— START OF Data to process —

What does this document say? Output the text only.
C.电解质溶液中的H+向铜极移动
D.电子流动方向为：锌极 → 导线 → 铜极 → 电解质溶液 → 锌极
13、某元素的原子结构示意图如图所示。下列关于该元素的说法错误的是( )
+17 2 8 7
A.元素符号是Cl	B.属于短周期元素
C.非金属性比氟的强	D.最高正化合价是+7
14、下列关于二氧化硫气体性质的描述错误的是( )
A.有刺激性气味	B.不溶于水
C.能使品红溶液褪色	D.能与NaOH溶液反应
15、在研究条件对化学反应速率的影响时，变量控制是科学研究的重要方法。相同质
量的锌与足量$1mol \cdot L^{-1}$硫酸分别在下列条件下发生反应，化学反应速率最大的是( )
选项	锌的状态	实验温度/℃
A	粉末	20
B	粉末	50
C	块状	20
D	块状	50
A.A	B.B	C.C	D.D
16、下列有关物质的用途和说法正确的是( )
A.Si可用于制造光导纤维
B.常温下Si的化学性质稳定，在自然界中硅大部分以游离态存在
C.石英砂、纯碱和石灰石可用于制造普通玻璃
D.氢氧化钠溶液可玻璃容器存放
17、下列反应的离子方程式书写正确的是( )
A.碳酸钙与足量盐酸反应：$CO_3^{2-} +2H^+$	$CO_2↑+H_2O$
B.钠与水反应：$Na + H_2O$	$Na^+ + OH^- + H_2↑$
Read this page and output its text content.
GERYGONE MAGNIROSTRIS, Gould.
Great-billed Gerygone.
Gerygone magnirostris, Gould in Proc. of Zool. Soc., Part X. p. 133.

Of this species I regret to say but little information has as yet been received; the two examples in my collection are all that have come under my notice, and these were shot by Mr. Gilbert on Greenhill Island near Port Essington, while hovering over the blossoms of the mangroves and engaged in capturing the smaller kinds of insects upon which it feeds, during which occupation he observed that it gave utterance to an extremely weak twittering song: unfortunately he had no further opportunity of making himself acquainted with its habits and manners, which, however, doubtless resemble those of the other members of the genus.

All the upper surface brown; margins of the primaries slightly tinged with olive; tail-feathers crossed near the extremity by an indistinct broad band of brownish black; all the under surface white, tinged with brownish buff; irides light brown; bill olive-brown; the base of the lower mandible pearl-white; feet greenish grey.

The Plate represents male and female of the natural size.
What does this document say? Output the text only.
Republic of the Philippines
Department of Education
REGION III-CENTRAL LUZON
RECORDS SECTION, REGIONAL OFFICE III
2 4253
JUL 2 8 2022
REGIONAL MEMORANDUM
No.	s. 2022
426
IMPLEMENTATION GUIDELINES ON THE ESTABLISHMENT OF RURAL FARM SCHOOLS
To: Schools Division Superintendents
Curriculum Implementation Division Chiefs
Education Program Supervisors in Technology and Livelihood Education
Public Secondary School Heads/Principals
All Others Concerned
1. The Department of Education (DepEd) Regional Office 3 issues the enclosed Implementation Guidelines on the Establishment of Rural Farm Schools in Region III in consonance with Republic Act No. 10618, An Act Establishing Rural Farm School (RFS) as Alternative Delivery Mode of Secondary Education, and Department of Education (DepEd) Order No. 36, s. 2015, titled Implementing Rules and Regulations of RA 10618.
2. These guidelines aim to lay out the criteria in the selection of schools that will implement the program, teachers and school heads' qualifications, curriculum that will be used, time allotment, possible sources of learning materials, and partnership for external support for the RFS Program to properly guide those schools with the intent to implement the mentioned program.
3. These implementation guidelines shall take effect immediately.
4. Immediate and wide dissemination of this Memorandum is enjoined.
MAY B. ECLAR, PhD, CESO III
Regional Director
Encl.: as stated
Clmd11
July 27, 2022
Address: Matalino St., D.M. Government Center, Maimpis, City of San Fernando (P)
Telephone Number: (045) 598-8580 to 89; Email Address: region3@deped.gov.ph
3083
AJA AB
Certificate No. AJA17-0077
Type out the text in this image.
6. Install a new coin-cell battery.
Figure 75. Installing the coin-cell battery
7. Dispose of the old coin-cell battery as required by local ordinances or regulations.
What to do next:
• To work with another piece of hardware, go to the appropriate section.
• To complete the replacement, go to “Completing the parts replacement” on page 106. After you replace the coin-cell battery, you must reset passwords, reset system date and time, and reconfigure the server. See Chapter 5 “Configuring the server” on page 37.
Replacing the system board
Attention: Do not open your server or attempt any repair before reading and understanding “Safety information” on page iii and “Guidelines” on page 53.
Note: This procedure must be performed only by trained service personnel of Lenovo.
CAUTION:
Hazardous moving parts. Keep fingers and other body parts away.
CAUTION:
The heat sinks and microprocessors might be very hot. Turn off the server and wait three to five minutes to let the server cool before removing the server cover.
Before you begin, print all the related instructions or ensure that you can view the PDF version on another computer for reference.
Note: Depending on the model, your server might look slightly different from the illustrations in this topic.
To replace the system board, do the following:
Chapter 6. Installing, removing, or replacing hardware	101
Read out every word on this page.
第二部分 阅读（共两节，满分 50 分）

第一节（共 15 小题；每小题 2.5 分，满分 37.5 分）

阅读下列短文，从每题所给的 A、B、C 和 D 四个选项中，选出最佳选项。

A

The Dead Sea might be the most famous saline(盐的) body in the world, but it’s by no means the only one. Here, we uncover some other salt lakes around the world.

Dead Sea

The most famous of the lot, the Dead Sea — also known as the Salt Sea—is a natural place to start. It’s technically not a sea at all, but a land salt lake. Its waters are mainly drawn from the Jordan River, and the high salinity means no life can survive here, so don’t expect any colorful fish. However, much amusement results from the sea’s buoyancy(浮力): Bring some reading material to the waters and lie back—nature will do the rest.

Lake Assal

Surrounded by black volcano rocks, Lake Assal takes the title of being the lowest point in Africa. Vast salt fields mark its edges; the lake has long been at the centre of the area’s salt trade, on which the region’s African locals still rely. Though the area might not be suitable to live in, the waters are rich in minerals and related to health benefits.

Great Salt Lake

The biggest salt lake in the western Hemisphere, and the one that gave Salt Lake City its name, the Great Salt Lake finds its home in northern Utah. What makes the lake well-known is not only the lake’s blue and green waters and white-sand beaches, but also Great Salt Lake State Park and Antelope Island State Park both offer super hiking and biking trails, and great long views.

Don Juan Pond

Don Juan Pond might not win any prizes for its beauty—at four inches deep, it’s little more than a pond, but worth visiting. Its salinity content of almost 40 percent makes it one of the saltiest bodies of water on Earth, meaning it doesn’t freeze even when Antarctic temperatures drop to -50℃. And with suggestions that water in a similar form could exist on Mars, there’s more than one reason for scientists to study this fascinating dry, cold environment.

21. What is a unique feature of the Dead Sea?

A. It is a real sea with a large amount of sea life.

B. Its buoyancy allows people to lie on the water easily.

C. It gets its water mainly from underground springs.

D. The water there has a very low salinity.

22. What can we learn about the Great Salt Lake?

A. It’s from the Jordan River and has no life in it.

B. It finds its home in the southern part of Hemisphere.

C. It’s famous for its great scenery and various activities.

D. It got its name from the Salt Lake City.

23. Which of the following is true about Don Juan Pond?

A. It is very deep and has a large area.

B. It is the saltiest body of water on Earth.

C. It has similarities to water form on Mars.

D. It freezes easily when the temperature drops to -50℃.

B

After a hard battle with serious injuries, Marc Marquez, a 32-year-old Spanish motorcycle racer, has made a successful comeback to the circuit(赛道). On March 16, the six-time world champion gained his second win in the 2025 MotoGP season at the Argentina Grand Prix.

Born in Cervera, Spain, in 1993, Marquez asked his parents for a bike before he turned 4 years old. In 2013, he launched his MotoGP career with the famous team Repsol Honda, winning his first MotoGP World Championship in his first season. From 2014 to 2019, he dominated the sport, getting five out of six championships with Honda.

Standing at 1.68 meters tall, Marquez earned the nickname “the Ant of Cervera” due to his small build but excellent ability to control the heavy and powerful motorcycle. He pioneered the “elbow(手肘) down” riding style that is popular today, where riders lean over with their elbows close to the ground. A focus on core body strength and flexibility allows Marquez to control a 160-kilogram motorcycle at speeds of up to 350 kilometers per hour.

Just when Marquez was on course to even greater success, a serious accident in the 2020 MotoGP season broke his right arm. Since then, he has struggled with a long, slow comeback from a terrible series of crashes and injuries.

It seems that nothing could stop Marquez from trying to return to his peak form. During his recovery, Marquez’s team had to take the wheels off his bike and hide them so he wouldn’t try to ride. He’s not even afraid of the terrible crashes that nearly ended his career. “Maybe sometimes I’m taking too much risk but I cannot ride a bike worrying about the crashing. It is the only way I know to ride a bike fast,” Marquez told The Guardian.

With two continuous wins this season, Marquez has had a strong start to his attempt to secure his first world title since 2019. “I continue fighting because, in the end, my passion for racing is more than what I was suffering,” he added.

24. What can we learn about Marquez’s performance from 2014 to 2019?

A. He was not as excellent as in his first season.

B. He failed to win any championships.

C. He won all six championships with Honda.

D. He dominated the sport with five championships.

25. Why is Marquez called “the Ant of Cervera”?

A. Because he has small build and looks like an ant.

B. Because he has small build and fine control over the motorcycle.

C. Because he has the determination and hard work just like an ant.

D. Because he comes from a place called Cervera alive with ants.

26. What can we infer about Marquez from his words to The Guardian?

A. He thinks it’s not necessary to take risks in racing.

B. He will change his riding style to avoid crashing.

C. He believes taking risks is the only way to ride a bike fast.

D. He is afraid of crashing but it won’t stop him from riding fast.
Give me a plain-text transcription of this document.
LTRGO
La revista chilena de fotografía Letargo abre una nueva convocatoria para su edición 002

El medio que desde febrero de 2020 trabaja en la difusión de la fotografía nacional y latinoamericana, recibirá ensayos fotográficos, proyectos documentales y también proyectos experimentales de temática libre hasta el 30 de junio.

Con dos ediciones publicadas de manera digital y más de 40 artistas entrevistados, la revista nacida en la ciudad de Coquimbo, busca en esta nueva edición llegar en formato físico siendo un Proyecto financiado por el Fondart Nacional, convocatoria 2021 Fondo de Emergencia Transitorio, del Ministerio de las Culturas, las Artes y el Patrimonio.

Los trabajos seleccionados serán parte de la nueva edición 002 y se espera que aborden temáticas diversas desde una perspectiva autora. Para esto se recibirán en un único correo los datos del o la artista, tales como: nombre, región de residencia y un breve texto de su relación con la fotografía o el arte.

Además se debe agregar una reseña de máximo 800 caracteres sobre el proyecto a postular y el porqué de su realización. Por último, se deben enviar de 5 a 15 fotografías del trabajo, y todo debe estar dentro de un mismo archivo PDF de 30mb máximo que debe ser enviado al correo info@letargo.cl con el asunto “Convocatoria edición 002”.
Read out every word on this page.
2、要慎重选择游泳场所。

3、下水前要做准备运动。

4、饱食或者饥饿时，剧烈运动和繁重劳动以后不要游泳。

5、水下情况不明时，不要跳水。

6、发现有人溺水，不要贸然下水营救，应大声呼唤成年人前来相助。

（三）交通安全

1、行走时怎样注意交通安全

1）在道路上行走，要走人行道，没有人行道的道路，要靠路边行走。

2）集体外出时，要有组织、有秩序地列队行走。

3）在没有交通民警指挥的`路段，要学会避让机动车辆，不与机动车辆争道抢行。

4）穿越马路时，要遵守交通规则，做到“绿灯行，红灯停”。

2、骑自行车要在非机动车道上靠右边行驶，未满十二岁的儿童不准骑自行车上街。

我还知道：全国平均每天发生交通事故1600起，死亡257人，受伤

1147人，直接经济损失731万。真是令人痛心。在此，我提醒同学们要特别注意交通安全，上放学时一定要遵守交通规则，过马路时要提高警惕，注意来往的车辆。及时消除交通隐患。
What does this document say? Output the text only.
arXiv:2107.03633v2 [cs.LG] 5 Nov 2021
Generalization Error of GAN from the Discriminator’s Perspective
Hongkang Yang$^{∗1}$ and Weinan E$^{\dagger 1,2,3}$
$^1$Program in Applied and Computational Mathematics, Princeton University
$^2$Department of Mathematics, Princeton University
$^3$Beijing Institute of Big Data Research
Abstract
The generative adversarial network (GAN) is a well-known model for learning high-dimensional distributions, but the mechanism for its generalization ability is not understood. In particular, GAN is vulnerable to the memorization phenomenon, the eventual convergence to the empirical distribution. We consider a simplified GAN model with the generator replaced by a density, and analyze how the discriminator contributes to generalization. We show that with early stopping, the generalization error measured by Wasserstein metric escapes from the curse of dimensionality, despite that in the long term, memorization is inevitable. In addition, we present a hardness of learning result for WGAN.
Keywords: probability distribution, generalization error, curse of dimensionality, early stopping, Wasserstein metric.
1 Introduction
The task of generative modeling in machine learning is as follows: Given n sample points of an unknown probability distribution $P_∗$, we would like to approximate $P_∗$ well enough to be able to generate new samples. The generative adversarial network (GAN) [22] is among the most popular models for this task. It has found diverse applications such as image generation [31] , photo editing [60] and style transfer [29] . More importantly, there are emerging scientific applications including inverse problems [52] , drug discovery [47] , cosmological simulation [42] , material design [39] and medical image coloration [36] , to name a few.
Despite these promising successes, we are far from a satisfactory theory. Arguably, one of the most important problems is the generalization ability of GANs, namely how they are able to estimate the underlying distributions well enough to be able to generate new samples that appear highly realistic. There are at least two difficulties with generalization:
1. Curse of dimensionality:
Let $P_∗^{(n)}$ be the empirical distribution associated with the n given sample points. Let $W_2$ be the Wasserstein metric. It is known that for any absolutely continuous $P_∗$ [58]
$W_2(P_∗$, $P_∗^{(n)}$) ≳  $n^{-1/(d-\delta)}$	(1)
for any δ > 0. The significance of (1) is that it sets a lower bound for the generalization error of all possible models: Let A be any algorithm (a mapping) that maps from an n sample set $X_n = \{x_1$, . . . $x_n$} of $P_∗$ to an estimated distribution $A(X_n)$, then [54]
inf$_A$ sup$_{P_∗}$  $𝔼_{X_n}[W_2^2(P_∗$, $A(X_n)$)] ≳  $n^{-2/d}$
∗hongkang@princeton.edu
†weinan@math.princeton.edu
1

— END OF Data to process —

Scan the material line by line and report each one that contains "Division".

To: Schools Division Superintendents
Curriculum Implementation Division Chiefs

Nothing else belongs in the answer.